(Dataset items)
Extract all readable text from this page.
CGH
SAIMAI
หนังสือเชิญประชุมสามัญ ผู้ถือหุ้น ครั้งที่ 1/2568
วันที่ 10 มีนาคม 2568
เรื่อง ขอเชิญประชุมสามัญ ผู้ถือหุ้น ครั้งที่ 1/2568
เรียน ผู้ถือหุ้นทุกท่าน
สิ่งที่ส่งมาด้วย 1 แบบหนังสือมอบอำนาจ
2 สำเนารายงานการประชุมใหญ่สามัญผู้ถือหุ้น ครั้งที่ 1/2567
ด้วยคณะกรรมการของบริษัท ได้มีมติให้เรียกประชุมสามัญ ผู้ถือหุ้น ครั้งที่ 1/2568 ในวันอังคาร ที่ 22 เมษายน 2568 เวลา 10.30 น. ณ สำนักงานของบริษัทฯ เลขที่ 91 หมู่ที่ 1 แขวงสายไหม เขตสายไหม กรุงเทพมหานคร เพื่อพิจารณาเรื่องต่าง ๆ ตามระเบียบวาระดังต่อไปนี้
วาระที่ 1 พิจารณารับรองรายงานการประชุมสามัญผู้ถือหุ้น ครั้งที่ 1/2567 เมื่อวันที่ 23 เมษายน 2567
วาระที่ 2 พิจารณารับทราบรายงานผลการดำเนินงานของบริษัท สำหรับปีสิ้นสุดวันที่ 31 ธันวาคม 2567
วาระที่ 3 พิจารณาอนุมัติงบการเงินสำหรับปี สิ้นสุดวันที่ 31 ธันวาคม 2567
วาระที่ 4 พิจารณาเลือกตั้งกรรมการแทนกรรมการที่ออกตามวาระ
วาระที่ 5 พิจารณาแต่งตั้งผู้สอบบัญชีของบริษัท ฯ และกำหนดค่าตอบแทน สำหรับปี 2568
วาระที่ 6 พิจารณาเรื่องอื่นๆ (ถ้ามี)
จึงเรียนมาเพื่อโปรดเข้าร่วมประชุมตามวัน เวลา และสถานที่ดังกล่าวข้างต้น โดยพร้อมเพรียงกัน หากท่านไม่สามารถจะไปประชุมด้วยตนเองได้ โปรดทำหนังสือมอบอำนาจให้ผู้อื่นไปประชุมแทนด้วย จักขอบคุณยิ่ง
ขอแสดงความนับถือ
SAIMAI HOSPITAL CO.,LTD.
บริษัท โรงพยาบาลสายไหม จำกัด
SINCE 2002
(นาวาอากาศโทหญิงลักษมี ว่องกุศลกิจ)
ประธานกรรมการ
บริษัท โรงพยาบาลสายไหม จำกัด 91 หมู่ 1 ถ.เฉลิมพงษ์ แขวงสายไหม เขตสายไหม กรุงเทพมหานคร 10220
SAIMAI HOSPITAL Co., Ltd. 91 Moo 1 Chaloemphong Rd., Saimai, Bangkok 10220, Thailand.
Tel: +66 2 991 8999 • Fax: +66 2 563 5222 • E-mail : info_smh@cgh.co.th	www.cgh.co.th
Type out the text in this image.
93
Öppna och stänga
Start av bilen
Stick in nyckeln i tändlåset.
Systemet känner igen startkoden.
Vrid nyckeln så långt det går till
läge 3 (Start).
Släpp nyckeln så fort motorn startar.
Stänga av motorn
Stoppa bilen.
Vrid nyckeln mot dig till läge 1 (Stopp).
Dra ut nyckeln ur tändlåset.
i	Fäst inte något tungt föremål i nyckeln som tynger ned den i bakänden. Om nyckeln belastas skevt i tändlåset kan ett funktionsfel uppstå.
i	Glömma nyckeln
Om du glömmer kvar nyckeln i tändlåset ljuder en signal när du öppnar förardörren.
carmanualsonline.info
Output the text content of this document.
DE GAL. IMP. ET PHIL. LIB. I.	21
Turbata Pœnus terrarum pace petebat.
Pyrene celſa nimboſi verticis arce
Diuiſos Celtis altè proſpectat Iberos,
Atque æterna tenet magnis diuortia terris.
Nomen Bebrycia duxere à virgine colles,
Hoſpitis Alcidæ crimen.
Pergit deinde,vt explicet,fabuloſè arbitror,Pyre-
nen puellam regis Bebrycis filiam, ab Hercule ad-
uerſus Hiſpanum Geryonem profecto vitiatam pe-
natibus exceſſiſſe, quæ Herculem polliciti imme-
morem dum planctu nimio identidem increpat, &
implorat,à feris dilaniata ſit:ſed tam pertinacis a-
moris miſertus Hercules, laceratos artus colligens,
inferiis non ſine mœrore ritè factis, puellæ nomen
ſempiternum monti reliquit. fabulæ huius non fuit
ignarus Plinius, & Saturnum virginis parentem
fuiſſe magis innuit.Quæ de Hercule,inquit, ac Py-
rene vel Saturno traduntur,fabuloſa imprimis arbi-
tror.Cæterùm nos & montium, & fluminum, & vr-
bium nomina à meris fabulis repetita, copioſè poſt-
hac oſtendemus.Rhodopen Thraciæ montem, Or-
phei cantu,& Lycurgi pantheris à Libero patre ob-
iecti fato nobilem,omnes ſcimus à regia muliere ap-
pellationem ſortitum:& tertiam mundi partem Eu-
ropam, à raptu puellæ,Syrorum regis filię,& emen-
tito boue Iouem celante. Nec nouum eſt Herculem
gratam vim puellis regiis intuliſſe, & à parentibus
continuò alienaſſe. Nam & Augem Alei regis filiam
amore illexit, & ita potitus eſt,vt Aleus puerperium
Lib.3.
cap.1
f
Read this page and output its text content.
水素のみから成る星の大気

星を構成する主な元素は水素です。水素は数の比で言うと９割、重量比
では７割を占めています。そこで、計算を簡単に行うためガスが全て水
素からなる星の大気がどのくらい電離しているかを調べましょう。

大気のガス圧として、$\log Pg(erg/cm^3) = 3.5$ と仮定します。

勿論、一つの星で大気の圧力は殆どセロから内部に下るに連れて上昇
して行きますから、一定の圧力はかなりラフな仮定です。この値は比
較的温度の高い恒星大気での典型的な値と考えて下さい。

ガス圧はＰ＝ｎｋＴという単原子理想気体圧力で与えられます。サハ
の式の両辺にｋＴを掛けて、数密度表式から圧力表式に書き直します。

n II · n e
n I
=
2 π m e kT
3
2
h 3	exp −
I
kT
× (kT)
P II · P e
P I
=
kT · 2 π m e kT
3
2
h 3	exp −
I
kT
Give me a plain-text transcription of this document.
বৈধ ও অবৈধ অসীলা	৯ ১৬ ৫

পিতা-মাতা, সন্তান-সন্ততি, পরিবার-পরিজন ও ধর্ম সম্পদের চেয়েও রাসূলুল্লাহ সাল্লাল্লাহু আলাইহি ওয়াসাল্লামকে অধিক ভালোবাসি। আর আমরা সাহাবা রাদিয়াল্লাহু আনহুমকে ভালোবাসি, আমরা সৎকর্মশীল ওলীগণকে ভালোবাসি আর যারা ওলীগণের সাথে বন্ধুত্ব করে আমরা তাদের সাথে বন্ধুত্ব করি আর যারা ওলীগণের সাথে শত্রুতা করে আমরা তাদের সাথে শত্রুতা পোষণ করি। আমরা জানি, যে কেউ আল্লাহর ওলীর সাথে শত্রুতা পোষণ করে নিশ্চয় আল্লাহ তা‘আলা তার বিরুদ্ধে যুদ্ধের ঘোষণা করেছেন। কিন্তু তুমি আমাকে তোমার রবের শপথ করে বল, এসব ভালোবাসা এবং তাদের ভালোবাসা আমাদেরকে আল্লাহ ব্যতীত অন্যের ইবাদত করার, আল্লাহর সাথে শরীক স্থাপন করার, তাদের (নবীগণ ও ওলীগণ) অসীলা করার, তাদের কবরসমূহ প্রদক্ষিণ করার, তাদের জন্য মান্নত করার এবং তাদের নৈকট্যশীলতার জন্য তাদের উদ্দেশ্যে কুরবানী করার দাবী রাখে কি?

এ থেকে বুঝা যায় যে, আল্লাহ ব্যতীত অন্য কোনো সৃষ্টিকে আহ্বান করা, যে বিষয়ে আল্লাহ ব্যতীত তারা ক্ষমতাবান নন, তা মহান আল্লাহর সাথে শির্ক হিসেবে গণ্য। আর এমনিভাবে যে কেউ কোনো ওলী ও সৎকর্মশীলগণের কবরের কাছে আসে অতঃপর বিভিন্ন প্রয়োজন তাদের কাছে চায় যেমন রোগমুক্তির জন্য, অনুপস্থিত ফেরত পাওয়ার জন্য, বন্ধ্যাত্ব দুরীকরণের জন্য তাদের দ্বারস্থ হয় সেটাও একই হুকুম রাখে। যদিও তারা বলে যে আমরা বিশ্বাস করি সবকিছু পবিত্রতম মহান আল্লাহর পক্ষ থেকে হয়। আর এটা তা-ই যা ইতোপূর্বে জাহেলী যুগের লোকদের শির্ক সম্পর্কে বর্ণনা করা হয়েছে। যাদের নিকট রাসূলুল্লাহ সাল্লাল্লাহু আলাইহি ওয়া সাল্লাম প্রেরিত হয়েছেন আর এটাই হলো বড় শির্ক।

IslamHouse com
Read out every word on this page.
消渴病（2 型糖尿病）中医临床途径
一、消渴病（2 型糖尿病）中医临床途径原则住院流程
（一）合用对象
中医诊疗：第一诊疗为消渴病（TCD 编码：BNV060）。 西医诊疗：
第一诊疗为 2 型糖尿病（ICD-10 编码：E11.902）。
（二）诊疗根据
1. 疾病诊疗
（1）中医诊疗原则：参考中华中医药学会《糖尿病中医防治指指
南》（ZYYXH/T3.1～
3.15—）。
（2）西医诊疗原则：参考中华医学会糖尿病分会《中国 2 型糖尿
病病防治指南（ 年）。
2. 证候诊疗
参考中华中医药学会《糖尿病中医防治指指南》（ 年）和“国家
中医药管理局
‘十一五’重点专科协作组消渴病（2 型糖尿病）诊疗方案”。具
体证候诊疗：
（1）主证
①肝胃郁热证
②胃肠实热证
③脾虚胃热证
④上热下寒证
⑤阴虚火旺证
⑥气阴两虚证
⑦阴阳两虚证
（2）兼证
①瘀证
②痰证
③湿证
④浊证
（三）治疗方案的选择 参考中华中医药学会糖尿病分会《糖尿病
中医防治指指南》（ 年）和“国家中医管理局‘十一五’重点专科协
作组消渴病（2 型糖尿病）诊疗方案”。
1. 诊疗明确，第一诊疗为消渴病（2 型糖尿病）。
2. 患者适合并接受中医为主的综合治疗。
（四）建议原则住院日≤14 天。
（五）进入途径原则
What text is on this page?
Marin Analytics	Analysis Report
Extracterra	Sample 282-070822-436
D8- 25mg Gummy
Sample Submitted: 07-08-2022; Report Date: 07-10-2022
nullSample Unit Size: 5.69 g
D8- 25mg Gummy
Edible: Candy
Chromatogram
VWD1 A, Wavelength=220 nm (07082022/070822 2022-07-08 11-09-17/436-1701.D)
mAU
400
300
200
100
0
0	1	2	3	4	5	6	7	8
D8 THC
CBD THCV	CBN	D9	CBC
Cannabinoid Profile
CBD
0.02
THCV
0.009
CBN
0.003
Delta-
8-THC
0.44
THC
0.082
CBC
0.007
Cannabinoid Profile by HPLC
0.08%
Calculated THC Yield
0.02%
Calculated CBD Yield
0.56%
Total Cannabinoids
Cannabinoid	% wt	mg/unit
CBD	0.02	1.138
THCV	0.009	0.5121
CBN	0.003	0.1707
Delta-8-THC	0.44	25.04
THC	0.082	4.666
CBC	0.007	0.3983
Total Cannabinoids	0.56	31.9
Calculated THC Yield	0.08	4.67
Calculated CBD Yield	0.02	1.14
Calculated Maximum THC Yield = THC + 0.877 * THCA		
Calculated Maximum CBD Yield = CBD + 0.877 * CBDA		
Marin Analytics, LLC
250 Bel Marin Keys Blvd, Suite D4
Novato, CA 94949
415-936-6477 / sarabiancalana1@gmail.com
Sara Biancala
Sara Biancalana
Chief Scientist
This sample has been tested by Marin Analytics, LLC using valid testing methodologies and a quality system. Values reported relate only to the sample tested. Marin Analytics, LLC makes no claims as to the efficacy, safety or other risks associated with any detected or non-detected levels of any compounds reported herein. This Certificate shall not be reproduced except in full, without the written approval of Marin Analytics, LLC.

What is required: Which lines above contain "till"? Show each of them.

Response to the exercise:
Vrid nyckeln så långt det går till
Vrid nyckeln mot dig till läge 1 (Stopp).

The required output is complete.